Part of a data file
::::

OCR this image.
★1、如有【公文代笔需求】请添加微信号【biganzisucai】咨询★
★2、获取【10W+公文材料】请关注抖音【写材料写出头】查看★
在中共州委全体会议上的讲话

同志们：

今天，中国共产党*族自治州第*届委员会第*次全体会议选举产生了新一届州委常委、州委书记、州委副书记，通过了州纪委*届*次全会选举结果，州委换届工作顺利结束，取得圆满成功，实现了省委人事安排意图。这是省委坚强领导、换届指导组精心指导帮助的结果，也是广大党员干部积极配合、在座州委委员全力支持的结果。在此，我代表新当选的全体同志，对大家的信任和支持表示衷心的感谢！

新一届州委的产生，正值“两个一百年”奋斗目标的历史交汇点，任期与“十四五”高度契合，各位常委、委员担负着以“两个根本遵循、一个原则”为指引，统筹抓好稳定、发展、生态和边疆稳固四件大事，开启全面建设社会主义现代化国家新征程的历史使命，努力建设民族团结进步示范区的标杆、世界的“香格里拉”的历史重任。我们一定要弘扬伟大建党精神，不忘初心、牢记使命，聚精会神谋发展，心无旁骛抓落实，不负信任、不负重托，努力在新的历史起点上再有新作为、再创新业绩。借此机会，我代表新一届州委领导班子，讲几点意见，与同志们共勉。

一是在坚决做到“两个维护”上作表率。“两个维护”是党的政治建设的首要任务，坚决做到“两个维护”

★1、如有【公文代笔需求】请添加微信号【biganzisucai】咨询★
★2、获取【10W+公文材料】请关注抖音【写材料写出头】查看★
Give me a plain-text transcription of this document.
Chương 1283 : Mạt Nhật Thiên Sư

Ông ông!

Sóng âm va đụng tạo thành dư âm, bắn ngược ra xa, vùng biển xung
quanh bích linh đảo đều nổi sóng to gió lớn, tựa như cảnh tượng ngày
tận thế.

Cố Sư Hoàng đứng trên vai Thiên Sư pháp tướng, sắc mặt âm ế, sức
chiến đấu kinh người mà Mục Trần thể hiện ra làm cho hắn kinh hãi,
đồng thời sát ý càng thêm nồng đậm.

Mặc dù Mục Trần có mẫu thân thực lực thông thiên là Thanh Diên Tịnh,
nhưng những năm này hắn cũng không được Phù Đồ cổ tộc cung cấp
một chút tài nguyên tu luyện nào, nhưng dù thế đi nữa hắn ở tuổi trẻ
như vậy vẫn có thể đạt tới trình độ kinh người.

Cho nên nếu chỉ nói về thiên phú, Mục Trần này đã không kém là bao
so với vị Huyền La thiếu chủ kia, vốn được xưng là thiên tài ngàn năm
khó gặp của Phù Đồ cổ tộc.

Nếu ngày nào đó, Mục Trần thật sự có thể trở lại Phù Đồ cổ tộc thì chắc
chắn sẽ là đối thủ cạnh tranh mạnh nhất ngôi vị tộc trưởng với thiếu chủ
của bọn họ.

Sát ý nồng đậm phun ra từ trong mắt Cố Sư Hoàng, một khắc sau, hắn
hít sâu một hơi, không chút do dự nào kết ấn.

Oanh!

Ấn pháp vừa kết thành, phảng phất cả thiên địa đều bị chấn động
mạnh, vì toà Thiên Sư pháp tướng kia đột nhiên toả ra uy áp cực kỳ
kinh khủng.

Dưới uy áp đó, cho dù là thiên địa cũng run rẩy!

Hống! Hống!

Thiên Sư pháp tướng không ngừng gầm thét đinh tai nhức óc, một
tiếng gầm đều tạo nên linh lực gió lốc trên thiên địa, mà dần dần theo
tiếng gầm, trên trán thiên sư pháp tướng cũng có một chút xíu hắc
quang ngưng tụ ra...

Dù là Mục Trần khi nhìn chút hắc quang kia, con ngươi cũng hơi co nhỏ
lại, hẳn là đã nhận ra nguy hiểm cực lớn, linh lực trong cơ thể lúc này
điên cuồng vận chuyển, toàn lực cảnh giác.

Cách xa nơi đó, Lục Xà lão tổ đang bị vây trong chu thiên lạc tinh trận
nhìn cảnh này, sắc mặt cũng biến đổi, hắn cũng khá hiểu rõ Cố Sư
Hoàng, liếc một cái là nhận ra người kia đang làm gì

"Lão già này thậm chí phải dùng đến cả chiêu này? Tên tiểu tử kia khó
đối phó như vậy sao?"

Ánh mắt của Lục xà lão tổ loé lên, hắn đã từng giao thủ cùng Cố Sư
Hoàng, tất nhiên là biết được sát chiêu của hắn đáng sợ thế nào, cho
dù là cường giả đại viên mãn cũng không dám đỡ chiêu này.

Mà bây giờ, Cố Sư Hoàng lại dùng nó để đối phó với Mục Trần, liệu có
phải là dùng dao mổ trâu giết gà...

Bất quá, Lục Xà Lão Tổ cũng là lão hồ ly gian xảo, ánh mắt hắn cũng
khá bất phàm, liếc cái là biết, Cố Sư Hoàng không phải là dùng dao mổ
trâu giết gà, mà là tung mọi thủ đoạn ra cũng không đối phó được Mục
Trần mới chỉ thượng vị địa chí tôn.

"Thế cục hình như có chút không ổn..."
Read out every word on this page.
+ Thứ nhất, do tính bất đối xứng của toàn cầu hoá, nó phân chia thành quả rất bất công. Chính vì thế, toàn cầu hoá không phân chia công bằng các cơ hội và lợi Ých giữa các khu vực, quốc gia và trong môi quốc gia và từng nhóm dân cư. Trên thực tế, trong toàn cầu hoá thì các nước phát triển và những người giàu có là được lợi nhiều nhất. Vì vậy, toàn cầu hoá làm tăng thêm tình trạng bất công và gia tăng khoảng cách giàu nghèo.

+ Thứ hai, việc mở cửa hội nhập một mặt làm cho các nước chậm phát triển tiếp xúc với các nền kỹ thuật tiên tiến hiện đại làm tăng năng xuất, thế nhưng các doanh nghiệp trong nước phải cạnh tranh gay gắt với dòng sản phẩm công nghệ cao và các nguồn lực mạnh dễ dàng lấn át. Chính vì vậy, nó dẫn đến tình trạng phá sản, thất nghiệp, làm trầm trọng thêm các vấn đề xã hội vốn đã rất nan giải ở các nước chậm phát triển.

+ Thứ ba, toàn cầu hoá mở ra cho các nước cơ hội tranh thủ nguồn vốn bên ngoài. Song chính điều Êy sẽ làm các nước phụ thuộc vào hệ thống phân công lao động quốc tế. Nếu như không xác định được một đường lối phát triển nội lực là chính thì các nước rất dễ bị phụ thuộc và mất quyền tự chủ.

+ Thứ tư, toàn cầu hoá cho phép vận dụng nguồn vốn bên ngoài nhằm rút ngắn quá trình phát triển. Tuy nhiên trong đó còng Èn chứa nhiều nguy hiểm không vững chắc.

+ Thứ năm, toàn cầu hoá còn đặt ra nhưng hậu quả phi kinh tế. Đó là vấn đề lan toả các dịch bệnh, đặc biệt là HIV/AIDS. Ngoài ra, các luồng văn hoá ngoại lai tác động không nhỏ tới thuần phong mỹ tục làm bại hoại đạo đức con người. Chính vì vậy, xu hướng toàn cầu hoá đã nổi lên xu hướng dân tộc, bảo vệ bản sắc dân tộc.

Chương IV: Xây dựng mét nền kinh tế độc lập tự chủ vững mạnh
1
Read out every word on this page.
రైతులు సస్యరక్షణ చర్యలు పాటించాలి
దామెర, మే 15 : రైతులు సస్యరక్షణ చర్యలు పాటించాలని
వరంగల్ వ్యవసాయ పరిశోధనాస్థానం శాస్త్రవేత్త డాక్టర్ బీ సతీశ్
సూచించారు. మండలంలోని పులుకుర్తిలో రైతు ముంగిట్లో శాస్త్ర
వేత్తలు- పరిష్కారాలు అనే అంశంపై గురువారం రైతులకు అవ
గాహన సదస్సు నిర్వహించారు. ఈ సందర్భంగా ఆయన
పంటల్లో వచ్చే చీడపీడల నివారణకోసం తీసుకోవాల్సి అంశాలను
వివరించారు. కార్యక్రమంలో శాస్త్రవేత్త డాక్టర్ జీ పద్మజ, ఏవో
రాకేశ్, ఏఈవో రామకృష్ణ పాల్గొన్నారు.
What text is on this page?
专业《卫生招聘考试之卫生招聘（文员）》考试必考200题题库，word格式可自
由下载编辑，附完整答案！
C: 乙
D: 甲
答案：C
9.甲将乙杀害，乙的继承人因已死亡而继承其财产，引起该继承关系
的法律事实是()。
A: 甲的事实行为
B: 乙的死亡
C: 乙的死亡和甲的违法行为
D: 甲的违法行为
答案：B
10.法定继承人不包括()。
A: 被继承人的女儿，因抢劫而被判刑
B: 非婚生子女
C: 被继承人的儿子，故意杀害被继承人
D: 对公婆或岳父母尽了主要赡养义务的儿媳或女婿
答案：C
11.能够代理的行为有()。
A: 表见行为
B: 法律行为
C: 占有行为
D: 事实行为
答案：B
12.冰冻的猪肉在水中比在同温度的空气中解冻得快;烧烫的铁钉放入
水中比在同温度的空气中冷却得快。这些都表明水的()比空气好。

::::

_Exercise objective_
Pull out every line of the entries that includes the word "cũng".

_Exercise response_
nhưng những năm này hắn cũng không được Phù Đồ cổ tộc cung cấp
Dưới uy áp đó, cho dù là thiên địa cũng run rẩy!
tiếng gầm, trên trán thiên sư pháp tướng cũng có một chút xíu hắc
Dù là Mục Trần khi nhìn chút hắc quang kia, con ngươi cũng hơi co nhỏ
nhìn cảnh này, sắc mặt cũng biến đổi, hắn cũng khá hiểu rõ Cố Sư
dù là cường giả đại viên mãn cũng không dám đỡ chiêu này.
Bất quá, Lục Xà Lão Tổ cũng là lão hồ ly gian xảo, ánh mắt hắn cũng
trâu giết gà, mà là tung mọi thủ đoạn ra cũng không đối phó được Mục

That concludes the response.